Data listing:
-=-=-=-=-

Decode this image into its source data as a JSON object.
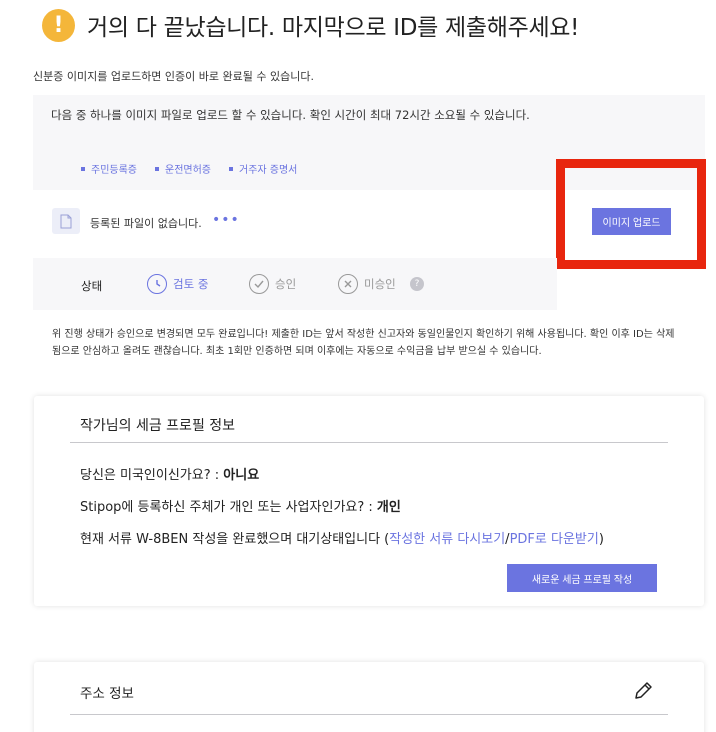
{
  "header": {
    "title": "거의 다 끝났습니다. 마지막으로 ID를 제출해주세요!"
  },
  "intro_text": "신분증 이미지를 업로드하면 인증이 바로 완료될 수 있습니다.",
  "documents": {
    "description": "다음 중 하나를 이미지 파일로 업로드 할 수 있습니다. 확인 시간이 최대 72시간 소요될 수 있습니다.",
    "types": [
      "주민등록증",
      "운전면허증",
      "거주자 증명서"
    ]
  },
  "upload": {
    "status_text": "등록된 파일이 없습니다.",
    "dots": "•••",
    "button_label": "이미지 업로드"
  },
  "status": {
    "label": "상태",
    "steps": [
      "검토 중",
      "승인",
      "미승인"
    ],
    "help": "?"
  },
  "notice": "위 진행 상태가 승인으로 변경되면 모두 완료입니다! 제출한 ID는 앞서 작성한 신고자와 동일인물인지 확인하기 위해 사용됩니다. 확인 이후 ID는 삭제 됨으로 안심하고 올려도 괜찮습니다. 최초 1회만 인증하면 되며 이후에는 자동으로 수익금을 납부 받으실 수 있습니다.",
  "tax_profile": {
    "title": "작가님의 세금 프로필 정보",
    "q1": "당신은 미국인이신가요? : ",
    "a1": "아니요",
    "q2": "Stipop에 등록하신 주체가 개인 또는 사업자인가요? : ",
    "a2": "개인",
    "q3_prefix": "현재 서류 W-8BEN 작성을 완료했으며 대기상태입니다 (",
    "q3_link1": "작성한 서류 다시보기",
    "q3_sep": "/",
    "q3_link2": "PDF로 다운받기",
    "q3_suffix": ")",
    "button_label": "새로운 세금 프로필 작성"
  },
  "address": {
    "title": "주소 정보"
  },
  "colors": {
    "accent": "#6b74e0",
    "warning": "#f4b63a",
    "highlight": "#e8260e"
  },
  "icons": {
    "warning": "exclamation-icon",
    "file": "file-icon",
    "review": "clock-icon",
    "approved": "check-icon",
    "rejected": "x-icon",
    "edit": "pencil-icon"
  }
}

-=-=-=-=-

OBJECTIVE —
Determine the number of lines in the data that contain "title" as a word or string, and state only that number.

TASK OUTPUT —
3